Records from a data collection
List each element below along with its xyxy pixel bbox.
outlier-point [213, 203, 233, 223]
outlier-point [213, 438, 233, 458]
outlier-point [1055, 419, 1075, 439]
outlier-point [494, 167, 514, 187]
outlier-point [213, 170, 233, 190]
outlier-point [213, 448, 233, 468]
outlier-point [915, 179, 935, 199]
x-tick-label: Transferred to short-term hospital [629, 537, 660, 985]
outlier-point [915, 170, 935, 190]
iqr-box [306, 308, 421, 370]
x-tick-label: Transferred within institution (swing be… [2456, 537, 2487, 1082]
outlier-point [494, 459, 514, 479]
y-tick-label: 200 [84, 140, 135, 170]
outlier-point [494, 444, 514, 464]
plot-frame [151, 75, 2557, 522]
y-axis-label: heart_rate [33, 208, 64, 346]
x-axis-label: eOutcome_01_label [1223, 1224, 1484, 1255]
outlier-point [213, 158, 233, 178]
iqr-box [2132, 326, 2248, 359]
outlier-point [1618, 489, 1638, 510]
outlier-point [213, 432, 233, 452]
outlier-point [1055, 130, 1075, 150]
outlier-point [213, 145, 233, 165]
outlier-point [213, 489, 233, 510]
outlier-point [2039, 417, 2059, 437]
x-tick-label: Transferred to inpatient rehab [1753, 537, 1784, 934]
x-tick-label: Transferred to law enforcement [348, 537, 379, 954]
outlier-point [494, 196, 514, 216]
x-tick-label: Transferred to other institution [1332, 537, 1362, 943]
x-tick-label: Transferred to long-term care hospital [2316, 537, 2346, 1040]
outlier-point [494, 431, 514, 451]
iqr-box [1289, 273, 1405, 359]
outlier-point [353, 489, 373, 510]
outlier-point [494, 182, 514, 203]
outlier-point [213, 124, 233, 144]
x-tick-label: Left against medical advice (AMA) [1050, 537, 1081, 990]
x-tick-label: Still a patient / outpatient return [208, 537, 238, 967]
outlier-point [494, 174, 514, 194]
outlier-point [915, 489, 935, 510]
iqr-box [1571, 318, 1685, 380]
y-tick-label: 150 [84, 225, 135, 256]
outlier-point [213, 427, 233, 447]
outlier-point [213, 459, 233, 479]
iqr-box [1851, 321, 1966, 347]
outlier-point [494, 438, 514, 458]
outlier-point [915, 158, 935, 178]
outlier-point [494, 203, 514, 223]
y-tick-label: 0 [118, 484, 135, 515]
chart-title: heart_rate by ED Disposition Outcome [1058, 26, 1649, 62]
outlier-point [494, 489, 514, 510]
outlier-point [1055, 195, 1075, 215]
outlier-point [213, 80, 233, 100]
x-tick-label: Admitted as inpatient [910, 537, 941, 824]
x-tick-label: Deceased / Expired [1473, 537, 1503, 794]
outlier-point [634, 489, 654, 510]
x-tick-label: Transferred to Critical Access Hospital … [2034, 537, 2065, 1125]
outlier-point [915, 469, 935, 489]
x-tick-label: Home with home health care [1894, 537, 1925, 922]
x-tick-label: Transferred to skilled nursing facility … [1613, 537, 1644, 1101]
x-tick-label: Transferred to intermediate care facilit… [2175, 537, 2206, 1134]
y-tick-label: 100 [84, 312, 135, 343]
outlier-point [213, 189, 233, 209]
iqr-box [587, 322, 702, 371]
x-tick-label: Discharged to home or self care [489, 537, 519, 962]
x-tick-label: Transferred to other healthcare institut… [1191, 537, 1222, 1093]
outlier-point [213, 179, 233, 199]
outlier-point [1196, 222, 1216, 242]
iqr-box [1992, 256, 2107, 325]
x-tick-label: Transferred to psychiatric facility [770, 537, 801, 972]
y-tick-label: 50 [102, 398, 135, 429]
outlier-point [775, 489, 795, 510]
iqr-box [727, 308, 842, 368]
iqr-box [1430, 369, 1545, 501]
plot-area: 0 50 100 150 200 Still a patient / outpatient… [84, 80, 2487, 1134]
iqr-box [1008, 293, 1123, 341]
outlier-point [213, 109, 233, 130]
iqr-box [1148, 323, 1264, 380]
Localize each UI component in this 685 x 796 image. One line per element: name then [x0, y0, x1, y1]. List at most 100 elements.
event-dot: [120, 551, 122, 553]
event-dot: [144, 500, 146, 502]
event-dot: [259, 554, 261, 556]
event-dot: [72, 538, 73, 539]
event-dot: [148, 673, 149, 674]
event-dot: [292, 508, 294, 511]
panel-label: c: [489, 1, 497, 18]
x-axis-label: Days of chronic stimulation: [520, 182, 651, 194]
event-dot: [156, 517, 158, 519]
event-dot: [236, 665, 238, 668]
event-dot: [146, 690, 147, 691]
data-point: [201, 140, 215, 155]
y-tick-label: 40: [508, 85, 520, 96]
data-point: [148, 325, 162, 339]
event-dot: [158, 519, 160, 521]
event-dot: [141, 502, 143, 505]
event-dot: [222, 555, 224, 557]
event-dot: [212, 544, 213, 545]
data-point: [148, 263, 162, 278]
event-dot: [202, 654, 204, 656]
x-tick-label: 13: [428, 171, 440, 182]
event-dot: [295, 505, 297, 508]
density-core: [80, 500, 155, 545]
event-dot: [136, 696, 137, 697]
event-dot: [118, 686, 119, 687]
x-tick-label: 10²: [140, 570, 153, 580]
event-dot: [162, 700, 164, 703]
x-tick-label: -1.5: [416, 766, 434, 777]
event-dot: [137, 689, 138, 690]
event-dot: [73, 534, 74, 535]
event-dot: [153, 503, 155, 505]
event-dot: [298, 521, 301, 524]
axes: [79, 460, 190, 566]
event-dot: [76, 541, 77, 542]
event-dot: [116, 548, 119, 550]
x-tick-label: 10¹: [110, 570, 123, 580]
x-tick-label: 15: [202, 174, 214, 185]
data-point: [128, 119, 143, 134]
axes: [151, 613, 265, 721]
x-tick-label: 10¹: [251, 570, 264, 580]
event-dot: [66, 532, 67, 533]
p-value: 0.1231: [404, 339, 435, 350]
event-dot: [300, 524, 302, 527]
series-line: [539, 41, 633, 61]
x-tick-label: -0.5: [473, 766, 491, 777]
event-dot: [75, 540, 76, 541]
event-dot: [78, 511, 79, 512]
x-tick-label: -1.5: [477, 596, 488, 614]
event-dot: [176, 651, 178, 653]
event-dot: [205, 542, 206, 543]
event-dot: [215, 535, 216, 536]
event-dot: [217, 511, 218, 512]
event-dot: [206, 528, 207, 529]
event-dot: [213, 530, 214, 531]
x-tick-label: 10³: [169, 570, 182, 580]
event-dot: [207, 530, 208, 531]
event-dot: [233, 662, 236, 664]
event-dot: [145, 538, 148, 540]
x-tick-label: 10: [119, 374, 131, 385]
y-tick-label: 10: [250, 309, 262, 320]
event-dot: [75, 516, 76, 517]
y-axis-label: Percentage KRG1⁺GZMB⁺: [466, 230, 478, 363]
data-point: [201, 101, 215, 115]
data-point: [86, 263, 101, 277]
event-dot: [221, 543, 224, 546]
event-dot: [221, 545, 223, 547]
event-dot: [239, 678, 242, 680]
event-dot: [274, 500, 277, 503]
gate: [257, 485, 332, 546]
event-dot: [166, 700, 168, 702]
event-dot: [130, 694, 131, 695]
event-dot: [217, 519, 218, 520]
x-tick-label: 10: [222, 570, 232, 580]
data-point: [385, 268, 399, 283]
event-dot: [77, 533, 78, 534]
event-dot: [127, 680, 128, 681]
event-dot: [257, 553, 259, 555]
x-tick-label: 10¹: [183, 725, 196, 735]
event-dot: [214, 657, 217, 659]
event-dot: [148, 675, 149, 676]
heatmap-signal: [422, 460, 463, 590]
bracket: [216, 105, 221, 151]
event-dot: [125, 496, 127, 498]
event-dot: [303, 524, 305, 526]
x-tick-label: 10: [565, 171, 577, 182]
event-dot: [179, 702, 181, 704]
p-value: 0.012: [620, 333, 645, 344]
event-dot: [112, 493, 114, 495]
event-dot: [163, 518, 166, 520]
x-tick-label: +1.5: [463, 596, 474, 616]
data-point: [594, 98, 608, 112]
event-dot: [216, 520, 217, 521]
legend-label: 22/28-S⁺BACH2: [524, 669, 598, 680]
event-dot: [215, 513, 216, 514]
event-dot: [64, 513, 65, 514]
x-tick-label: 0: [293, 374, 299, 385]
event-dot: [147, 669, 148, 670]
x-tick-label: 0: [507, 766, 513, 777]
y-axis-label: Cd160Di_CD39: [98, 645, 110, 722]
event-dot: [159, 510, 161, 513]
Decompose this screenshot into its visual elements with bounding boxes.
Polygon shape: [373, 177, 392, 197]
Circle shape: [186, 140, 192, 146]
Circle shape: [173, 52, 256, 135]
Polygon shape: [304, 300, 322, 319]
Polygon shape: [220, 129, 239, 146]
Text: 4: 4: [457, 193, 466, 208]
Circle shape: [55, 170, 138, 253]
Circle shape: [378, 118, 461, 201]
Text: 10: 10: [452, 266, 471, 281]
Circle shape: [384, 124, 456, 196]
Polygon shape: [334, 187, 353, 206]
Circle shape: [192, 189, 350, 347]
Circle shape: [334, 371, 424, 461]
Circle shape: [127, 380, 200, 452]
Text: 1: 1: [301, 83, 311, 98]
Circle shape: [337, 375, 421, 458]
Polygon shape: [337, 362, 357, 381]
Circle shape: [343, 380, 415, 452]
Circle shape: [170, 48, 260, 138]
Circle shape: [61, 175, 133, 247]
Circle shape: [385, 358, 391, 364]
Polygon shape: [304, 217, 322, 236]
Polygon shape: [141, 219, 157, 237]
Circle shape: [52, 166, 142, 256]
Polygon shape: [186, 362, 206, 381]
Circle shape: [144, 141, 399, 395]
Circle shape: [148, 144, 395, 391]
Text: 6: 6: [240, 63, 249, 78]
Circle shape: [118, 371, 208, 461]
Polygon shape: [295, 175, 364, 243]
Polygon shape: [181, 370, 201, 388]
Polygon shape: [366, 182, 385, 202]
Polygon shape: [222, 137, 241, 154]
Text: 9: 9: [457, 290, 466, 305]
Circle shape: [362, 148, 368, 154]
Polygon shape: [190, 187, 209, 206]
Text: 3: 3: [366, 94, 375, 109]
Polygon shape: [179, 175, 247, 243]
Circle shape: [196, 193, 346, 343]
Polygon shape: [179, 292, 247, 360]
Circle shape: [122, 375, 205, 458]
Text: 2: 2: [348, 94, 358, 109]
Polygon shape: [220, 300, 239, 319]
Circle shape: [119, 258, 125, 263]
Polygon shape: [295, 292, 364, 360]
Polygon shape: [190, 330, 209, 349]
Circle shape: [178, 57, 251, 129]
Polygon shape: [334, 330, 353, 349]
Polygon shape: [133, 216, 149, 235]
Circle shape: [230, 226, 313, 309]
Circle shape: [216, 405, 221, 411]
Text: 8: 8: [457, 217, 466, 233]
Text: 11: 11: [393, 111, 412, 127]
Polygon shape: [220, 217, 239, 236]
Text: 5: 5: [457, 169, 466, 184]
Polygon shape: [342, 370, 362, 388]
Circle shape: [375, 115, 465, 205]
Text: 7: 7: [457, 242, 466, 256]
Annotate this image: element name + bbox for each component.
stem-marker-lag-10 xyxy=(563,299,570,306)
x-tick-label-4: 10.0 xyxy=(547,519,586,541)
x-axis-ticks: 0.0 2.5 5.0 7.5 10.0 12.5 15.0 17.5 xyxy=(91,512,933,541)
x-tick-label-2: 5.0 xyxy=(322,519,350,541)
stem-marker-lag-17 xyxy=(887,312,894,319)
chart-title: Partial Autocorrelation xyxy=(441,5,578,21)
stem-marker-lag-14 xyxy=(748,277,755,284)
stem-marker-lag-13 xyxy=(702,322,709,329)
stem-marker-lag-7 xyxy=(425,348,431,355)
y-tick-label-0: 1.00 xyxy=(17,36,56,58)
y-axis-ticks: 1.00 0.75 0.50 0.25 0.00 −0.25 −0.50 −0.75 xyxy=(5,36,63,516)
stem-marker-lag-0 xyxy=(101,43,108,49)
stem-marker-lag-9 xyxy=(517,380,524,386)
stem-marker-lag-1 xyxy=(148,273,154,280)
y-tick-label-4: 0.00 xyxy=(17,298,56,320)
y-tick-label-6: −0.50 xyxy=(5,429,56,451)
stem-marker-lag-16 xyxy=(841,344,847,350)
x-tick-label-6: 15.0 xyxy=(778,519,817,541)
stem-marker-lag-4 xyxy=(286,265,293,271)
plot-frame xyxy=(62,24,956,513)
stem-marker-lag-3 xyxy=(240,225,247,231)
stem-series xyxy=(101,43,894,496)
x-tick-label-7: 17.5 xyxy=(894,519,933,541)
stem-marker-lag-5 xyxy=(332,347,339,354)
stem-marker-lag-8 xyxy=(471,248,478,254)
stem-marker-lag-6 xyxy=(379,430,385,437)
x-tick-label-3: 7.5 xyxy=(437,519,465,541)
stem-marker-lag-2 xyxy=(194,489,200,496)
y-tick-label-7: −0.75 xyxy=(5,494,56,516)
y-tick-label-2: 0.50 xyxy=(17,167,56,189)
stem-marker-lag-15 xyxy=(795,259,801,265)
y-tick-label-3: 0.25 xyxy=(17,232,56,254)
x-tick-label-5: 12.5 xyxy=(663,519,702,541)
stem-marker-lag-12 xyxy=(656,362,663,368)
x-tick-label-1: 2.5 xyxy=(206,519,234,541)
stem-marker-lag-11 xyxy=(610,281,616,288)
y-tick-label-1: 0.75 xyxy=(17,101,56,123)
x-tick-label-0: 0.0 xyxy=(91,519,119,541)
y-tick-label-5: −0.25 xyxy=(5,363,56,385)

# [EXERCISE DETAILS]
Render the entries as a Markdown table with the columns "Row" and "Text", starting at the first line and ending at the line that contains "outlier-point [353, 489, 373, 510]". Omit blank lines, and put each line's number in "Row" and the line itself in "Text".

# [EXERCISE SOLUTION]
| Row | Text |
|---|---|
| 1 | List each element below along with its xyxy pixel bbox. |
| 2 | outlier-point [213, 203, 233, 223] |
| 3 | outlier-point [213, 438, 233, 458] |
| 4 | outlier-point [1055, 419, 1075, 439] |
| 5 | outlier-point [494, 167, 514, 187] |
| 6 | outlier-point [213, 170, 233, 190] |
| 7 | outlier-point [213, 448, 233, 468] |
| 8 | outlier-point [915, 179, 935, 199] |
| 9 | x-tick-label: Transferred to short-term hospital [629, 537, 660, 985] |
| 10 | outlier-point [915, 170, 935, 190] |
| 11 | iqr-box [306, 308, 421, 370] |
| 12 | x-tick-label: Transferred within institution (swing be… [2456, 537, 2487, 1082] |
| 13 | outlier-point [494, 459, 514, 479] |
| 14 | y-tick-label: 200 [84, 140, 135, 170] |
| 15 | outlier-point [494, 444, 514, 464] |
| 16 | plot-frame [151, 75, 2557, 522] |
| 17 | y-axis-label: heart_rate [33, 208, 64, 346] |
| 18 | x-axis-label: eOutcome_01_label [1223, 1224, 1484, 1255] |
| 19 | outlier-point [213, 158, 233, 178] |
| 20 | iqr-box [2132, 326, 2248, 359] |
| 21 | outlier-point [1618, 489, 1638, 510] |
| 22 | outlier-point [213, 432, 233, 452] |
| 23 | outlier-point [1055, 130, 1075, 150] |
| 24 | outlier-point [213, 145, 233, 165] |
| 25 | outlier-point [213, 489, 233, 510] |
| 26 | outlier-point [2039, 417, 2059, 437] |
| 27 | x-tick-label: Transferred to inpatient rehab [1753, 537, 1784, 934] |
| 28 | x-tick-label: Transferred to law enforcement [348, 537, 379, 954] |
| 29 | outlier-point [494, 196, 514, 216] |
| 30 | x-tick-label: Transferred to other institution [1332, 537, 1362, 943] |
| 31 | x-tick-label: Transferred to long-term care hospital [2316, 537, 2346, 1040] |
| 32 | outlier-point [494, 431, 514, 451] |
| 33 | iqr-box [1289, 273, 1405, 359] |
| 34 | outlier-point [353, 489, 373, 510] |